Wherever the string "this" appears in a line, extract that line.

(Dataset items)
══════════════════════════════
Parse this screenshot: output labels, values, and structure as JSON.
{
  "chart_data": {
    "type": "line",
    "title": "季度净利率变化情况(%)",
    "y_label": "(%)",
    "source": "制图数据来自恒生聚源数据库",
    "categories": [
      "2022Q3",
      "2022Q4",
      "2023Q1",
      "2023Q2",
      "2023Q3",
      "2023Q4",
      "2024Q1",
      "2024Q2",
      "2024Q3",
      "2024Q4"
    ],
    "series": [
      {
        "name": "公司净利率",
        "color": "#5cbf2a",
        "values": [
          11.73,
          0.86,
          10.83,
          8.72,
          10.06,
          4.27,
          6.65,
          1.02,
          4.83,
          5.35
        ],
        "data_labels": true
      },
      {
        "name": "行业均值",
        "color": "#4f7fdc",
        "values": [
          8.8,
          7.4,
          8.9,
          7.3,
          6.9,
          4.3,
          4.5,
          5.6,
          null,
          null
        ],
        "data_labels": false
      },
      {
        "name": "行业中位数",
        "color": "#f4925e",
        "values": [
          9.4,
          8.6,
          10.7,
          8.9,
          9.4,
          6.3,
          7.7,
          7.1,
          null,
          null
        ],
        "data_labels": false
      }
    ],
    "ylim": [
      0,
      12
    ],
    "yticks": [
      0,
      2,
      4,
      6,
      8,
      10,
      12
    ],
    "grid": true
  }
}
══════════════════════════════
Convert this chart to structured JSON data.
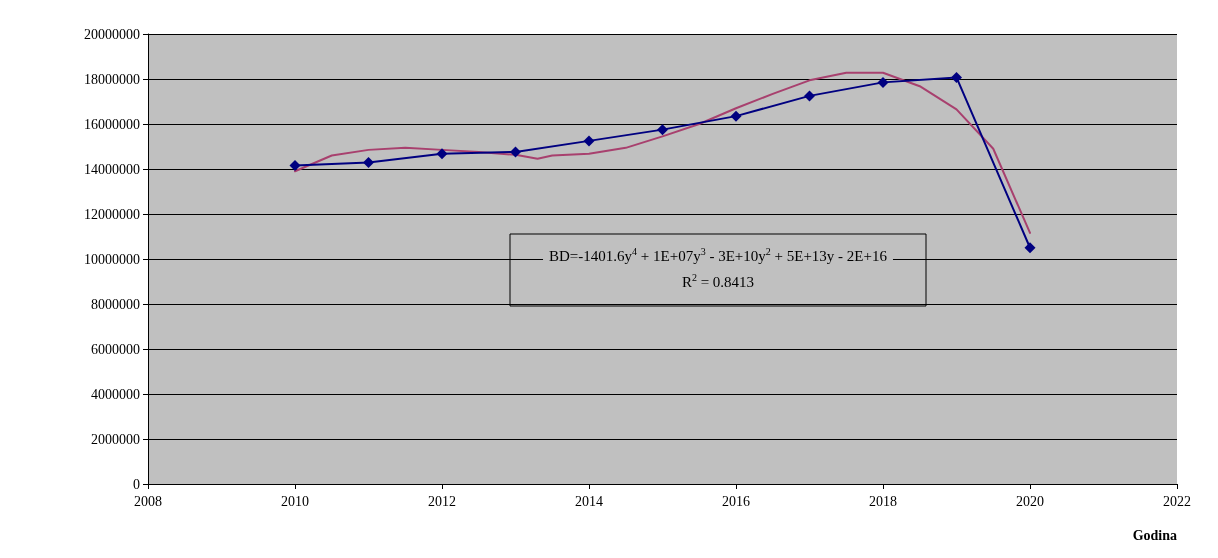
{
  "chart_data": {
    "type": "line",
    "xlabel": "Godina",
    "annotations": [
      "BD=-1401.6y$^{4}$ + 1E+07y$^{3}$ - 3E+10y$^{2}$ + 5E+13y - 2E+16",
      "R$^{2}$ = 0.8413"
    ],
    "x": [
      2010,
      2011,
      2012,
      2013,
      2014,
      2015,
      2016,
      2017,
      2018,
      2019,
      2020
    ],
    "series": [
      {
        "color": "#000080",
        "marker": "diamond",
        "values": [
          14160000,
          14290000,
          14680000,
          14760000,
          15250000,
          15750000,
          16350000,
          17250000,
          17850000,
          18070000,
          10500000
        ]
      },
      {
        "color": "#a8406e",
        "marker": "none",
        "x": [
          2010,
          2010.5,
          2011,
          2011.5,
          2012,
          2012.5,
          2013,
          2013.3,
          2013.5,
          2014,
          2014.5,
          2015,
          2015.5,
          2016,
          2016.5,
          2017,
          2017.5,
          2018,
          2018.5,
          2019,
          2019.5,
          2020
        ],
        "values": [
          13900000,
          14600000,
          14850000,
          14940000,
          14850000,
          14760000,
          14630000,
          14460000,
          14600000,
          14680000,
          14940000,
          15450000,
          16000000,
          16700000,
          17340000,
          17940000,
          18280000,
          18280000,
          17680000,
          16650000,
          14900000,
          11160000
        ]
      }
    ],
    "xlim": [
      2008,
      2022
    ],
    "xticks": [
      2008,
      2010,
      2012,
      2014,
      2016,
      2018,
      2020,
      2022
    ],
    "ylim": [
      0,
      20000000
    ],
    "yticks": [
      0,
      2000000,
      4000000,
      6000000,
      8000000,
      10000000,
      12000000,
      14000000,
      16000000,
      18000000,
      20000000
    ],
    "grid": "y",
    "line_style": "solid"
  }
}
══════════════════════════════
EXPECTED OUTPUT
Parse this screenshot: output labels, values, and structure as JSON.
Convert this chart to structured JSON data.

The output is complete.